◆ **PROBLEM REQUIREMENTS**
Quote each line of the material verbatim, without the pictures.

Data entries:

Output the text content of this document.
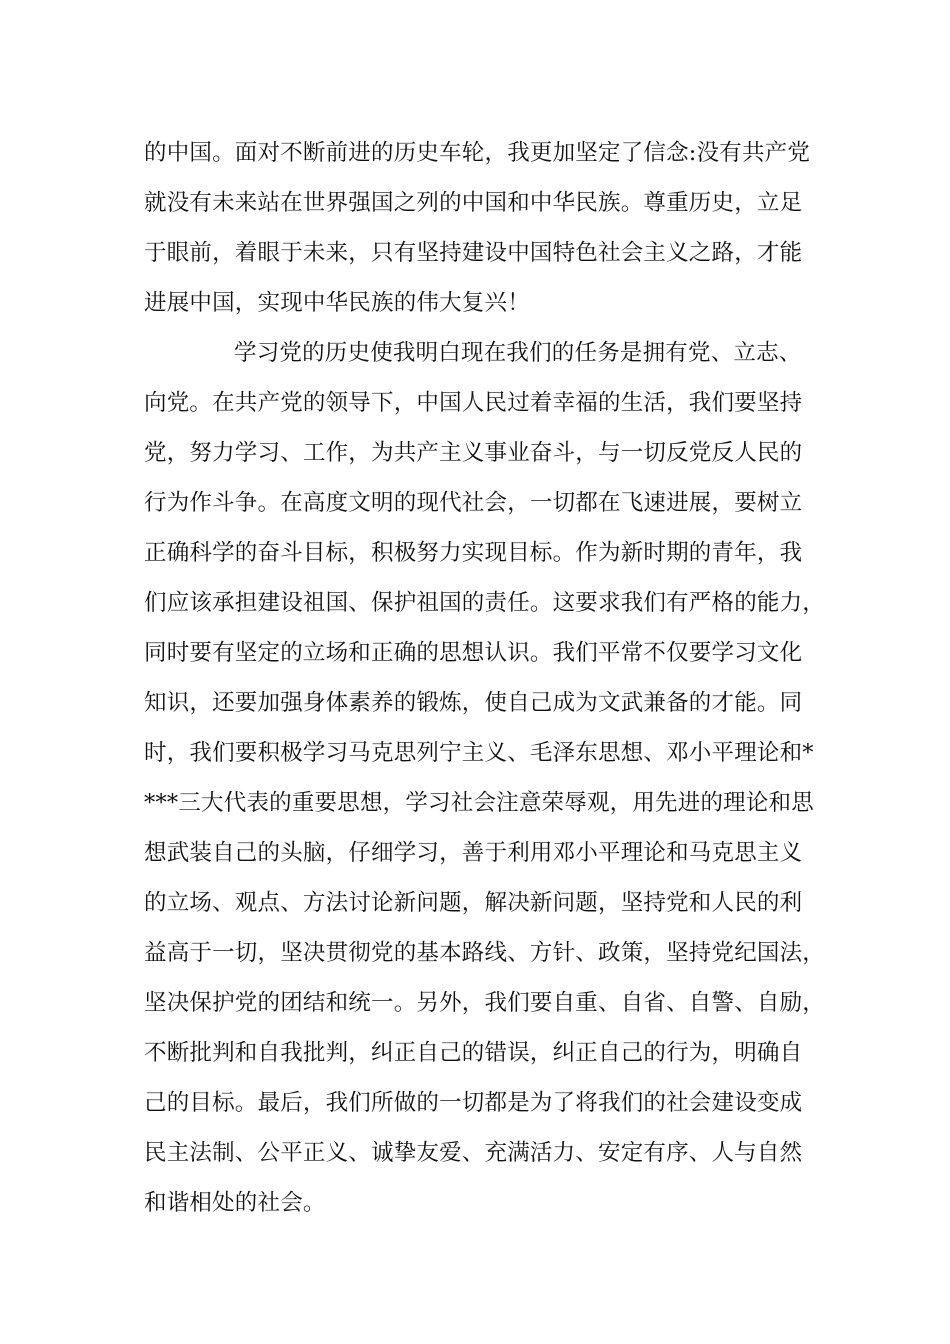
的中国。面对不断前进的历史车轮，我更加坚定了信念:没有共产党
就没有未来站在世界强国之列的中国和中华民族。尊重历史，立足
于眼前，着眼于未来，只有坚持建设中国特色社会主义之路，才能
进展中国，实现中华民族的伟大复兴！
学习党的历史使我明白现在我们的任务是拥有党、立志、
向党。在共产党的领导下，中国人民过着幸福的生活，我们要坚持
党，努力学习、工作，为共产主义事业奋斗，与一切反党反人民的
行为作斗争。在高度文明的现代社会，一切都在飞速进展，要树立
正确科学的奋斗目标，积极努力实现目标。作为新时期的青年，我
们应该承担建设祖国、保护祖国的责任。这要求我们有严格的能力，
同时要有坚定的立场和正确的思想认识。我们平常不仅要学习文化
知识，还要加强身体素养的锻炼，使自己成为文武兼备的才能。同
时，我们要积极学习马克思列宁主义、毛泽东思想、邓小平理论和*
***三大代表的重要思想，学习社会注意荣辱观，用先进的理论和思
想武装自己的头脑，仔细学习，善于利用邓小平理论和马克思主义
的立场、观点、方法讨论新问题，解决新问题，坚持党和人民的利
益高于一切，坚决贯彻党的基本路线、方针、政策，坚持党纪国法，
坚决保护党的团结和统一。另外，我们要自重、自省、自警、自励，
不断批判和自我批判，纠正自己的错误，纠正自己的行为，明确自
己的目标。最后，我们所做的一切都是为了将我们的社会建设变成
民主法制、公平正义、诚挚友爱、充满活力、安定有序、人与自然
和谐相处的社会。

◆ **EXERCISE OUTPUT**
Output the text content of this document.
的中国。面对不断前进的历史车轮，我更加坚定了信念:没有共产党
就没有未来站在世界强国之列的中国和中华民族。尊重历史，立足
于眼前，着眼于未来，只有坚持建设中国特色社会主义之路，才能
进展中国，实现中华民族的伟大复兴！
学习党的历史使我明白现在我们的任务是拥有党、立志、
向党。在共产党的领导下，中国人民过着幸福的生活，我们要坚持
党，努力学习、工作，为共产主义事业奋斗，与一切反党反人民的
行为作斗争。在高度文明的现代社会，一切都在飞速进展，要树立
正确科学的奋斗目标，积极努力实现目标。作为新时期的青年，我
们应该承担建设祖国、保护祖国的责任。这要求我们有严格的能力，
同时要有坚定的立场和正确的思想认识。我们平常不仅要学习文化
知识，还要加强身体素养的锻炼，使自己成为文武兼备的才能。同
时，我们要积极学习马克思列宁主义、毛泽东思想、邓小平理论和*
***三大代表的重要思想，学习社会注意荣辱观，用先进的理论和思
想武装自己的头脑，仔细学习，善于利用邓小平理论和马克思主义
的立场、观点、方法讨论新问题，解决新问题，坚持党和人民的利
益高于一切，坚决贯彻党的基本路线、方针、政策，坚持党纪国法，
坚决保护党的团结和统一。另外，我们要自重、自省、自警、自励，
不断批判和自我批判，纠正自己的错误，纠正自己的行为，明确自
己的目标。最后，我们所做的一切都是为了将我们的社会建设变成
民主法制、公平正义、诚挚友爱、充满活力、安定有序、人与自然
和谐相处的社会。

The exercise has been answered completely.